■ **Available records**:
────────────────────────────────────────

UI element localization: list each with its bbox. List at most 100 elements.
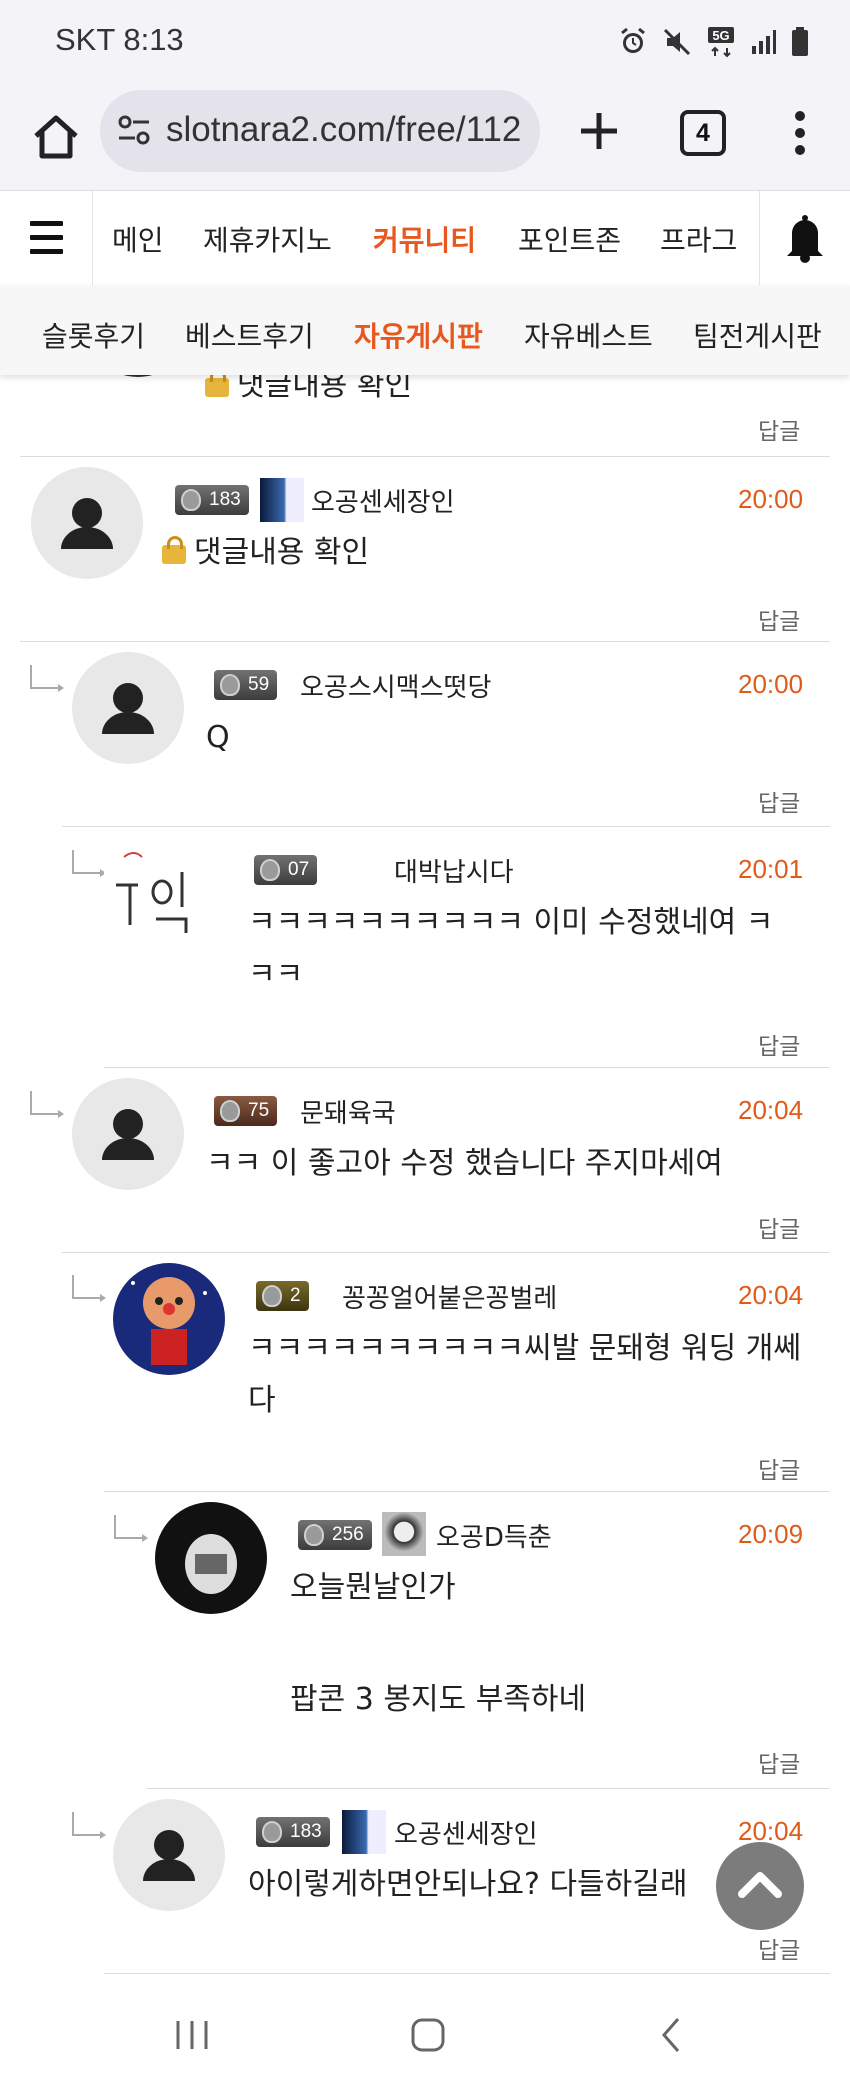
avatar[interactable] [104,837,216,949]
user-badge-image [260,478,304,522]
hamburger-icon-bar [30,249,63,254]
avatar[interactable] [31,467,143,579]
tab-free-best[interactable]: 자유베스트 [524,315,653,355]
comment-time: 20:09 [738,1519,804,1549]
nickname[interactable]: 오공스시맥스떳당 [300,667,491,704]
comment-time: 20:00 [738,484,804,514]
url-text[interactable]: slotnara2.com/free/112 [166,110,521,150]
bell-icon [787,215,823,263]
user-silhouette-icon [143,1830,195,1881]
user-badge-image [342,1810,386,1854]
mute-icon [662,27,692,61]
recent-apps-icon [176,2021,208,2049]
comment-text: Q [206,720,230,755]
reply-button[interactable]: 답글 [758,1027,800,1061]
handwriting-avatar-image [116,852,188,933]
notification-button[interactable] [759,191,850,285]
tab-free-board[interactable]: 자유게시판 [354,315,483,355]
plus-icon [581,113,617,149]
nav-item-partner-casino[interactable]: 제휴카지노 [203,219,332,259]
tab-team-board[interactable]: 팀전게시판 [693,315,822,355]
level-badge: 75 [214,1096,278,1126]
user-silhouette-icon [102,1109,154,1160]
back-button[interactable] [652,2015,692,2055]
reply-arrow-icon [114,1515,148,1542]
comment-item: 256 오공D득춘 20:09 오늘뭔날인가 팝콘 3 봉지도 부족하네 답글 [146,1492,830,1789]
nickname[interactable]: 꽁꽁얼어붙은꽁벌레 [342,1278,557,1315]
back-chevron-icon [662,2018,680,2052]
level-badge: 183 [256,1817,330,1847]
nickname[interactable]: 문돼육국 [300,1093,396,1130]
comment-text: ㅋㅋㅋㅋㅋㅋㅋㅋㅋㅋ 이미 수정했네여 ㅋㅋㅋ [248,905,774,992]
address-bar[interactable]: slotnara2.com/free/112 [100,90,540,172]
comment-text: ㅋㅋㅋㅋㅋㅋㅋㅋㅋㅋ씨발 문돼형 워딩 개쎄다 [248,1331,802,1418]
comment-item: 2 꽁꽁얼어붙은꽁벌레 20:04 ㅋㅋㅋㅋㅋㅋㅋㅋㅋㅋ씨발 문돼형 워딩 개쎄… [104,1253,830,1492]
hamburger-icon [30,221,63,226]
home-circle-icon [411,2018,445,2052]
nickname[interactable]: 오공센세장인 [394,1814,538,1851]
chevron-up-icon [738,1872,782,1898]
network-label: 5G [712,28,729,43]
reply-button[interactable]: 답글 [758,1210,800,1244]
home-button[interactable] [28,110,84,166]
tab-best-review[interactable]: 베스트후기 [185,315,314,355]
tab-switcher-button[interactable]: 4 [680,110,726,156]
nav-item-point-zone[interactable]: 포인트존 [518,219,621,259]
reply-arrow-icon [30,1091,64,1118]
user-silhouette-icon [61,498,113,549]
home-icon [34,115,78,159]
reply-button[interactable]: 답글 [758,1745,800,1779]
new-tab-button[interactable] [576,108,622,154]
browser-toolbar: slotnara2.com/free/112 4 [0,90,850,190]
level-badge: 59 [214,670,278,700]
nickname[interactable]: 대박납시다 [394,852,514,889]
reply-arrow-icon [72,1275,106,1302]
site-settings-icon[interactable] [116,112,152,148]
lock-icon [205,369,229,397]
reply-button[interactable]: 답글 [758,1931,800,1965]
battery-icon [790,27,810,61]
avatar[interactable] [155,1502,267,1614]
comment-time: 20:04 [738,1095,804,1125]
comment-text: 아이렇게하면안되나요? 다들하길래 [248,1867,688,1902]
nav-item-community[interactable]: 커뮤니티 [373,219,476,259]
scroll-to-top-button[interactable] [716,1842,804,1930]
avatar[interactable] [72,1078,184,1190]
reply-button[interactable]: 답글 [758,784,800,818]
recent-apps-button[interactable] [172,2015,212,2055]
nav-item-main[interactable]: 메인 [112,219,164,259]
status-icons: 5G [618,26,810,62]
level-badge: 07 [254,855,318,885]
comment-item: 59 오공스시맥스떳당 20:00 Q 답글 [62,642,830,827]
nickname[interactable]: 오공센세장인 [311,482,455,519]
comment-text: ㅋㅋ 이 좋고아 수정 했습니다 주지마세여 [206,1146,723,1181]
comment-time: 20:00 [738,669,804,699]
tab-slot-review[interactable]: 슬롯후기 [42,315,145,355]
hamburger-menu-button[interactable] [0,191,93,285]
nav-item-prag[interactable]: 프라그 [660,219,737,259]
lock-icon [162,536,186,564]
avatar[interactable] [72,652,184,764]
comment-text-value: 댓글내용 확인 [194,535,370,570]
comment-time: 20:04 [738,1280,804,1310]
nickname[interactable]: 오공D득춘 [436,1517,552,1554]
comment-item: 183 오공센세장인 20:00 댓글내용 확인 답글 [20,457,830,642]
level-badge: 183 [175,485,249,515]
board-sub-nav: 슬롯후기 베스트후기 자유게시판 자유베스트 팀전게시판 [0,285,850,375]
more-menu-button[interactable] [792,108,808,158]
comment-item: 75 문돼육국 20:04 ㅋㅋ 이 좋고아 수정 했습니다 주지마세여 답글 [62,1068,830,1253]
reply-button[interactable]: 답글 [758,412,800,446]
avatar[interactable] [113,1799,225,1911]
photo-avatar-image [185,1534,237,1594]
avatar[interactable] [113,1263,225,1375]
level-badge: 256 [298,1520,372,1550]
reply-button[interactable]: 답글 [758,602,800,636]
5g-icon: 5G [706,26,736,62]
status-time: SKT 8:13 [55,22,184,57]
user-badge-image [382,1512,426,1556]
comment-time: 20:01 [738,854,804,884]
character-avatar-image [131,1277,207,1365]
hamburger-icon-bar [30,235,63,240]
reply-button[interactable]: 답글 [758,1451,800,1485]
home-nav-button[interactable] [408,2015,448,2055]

────────────────────────────────────────

Format all the lines of the rows above as a Markdown table with the columns No. and Line, numbering the lines in order and leaving out blank lines and the pictures.

| No. | Line |
|---|---|
| 1 | UI element localization: list each with its bbox. List at most 100 elements. |
| 2 | avatar[interactable] [104,837,216,949] |
| 3 | user-badge-image [260,478,304,522] |
| 4 | hamburger-icon-bar [30,249,63,254] |
| 5 | avatar[interactable] [31,467,143,579] |
| 6 | tab-free-best[interactable]: 자유베스트 [524,315,653,355] |
| 7 | comment-time: 20:09 [738,1519,804,1549] |
| 8 | nickname[interactable]: 오공스시맥스떳당 [300,667,491,704] |
| 9 | comment-time: 20:00 [738,484,804,514] |
| 10 | url-text[interactable]: slotnara2.com/free/112 [166,110,521,150] |
| 11 | bell-icon [787,215,823,263] |
| 12 | user-silhouette-icon [143,1830,195,1881] |
| 13 | user-badge-image [342,1810,386,1854] |
| 14 | mute-icon [662,27,692,61] |
| 15 | recent-apps-icon [176,2021,208,2049] |
| 16 | comment-text: Q [206,720,230,755] |
| 17 | reply-button[interactable]: 답글 [758,1027,800,1061] |
| 18 | handwriting-avatar-image [116,852,188,933] |
| 19 | notification-button[interactable] [759,191,850,285] |
| 20 | tab-free-board[interactable]: 자유게시판 [354,315,483,355] |
| 21 | plus-icon [581,113,617,149] |
| 22 | nav-item-partner-casino[interactable]: 제휴카지노 [203,219,332,259] |
| 23 | tab-team-board[interactable]: 팀전게시판 [693,315,822,355] |
| 24 | level-badge: 75 [214,1096,278,1126] |
| 25 | user-silhouette-icon [102,1109,154,1160] |
| 26 | back-button[interactable] [652,2015,692,2055] |
| 27 | reply-arrow-icon [114,1515,148,1542] |
| 28 | comment-item: 256 오공D득춘 20:09 오늘뭔날인가 팝콘 3 봉지도 부족하네 답글 [146,1492,830,1789] |
| 29 | nickname[interactable]: 꽁꽁얼어붙은꽁벌레 [342,1278,557,1315] |
| 30 | back-chevron-icon [662,2018,680,2052] |
| 31 | level-badge: 183 [256,1817,330,1847] |
| 32 | nickname[interactable]: 문돼육국 [300,1093,396,1130] |
| 33 | comment-text: ㅋㅋㅋㅋㅋㅋㅋㅋㅋㅋ 이미 수정했네여 ㅋㅋㅋ [248,905,774,992] |
| 34 | address-bar[interactable]: slotnara2.com/free/112 [100,90,540,172] |
| 35 | comment-text: ㅋㅋㅋㅋㅋㅋㅋㅋㅋㅋ씨발 문돼형 워딩 개쎄다 [248,1331,802,1418] |
| 36 | comment-item: 2 꽁꽁얼어붙은꽁벌레 20:04 ㅋㅋㅋㅋㅋㅋㅋㅋㅋㅋ씨발 문돼형 워딩 개쎄… [104,1253,830,1492] |
| 37 | hamburger-icon [30,221,63,226] |
| 38 | home-circle-icon [411,2018,445,2052] |
| 39 | nickname[interactable]: 오공센세장인 [394,1814,538,1851] |
| 40 | chevron-up-icon [738,1872,782,1898] |
| 41 | network-label: 5G [712,28,729,43] |
| 42 | reply-button[interactable]: 답글 [758,1210,800,1244] |
| 43 | home-button[interactable] [28,110,84,166] |
| 44 | tab-best-review[interactable]: 베스트후기 [185,315,314,355] |
| 45 | tab-switcher-button[interactable]: 4 [680,110,726,156] |
| 46 | nav-item-point-zone[interactable]: 포인트존 [518,219,621,259] |
| 47 | reply-arrow-icon [30,1091,64,1118] |
| 48 | user-silhouette-icon [61,498,113,549] |
| 49 | home-icon [34,115,78,159] |
| 50 | reply-button[interactable]: 답글 [758,1745,800,1779] |
| 51 | new-tab-button[interactable] [576,108,622,154] |
| 52 | browser-toolbar: slotnara2.com/free/112 4 [0,90,850,190] |
| 53 | level-badge: 59 [214,670,278,700] |
| 54 | nickname[interactable]: 대박납시다 [394,852,514,889] |
| 55 | reply-arrow-icon [72,1275,106,1302] |
| 56 | site-settings-icon[interactable] [116,112,152,148] |
| 57 | lock-icon [205,369,229,397] |
| 58 | reply-button[interactable]: 답글 [758,1931,800,1965] |
| 59 | battery-icon [790,27,810,61] |
| 60 | avatar[interactable] [155,1502,267,1614] |
| 61 | comment-time: 20:04 [738,1095,804,1125] |
| 62 | comment-text: 아이렇게하면안되나요? 다들하길래 [248,1867,688,1902] |
| 63 | nav-item-community[interactable]: 커뮤니티 [373,219,476,259] |
| 64 | scroll-to-top-button[interactable] [716,1842,804,1930] |
| 65 | avatar[interactable] [72,1078,184,1190] |
| 66 | reply-button[interactable]: 답글 [758,784,800,818] |
| 67 | recent-apps-button[interactable] [172,2015,212,2055] |
| 68 | nav-item-main[interactable]: 메인 [112,219,164,259] |
| 69 | status-icons: 5G [618,26,810,62] |
| 70 | level-badge: 07 [254,855,318,885] |
| 71 | comment-item: 59 오공스시맥스떳당 20:00 Q 답글 [62,642,830,827] |
| 72 | nickname[interactable]: 오공센세장인 [311,482,455,519] |
| 73 | comment-text: ㅋㅋ 이 좋고아 수정 했습니다 주지마세여 [206,1146,723,1181] |
| 74 | comment-time: 20:00 [738,669,804,699] |
| 75 | tab-slot-review[interactable]: 슬롯후기 [42,315,145,355] |
| 76 | hamburger-menu-button[interactable] [0,191,93,285] |
| 77 | nav-item-prag[interactable]: 프라그 [660,219,737,259] |
| 78 | lock-icon [162,536,186,564] |
| 79 | avatar[interactable] [72,652,184,764] |
| 80 | comment-text-value: 댓글내용 확인 [194,535,370,570] |
| 81 | comment-time: 20:04 [738,1280,804,1310] |
| 82 | nickname[interactable]: 오공D득춘 [436,1517,552,1554] |
| 83 | comment-item: 183 오공센세장인 20:00 댓글내용 확인 답글 [20,457,830,642] |
| 84 | level-badge: 183 [175,485,249,515] |
| 85 | board-sub-nav: 슬롯후기 베스트후기 자유게시판 자유베스트 팀전게시판 [0,285,850,375] |
| 86 | more-menu-button[interactable] [792,108,808,158] |
| 87 | comment-item: 75 문돼육국 20:04 ㅋㅋ 이 좋고아 수정 했습니다 주지마세여 답글 [62,1068,830,1253] |
| 88 | reply-button[interactable]: 답글 [758,412,800,446] |
| 89 | avatar[interactable] [113,1799,225,1911] |
| 90 | photo-avatar-image [185,1534,237,1594] |
| 91 | avatar[interactable] [113,1263,225,1375] |
| 92 | level-badge: 256 [298,1520,372,1550] |
| 93 | reply-button[interactable]: 답글 [758,602,800,636] |
| 94 | 5g-icon: 5G [706,26,736,62] |
| 95 | status-time: SKT 8:13 [55,22,184,57] |
| 96 | user-badge-image [382,1512,426,1556] |
| 97 | comment-time: 20:01 [738,854,804,884] |
| 98 | character-avatar-image [131,1277,207,1365] |
| 99 | hamburger-icon-bar [30,235,63,240] |
| 100 | reply-button[interactable]: 답글 [758,1451,800,1485] |
| 101 | home-nav-button[interactable] [408,2015,448,2055] |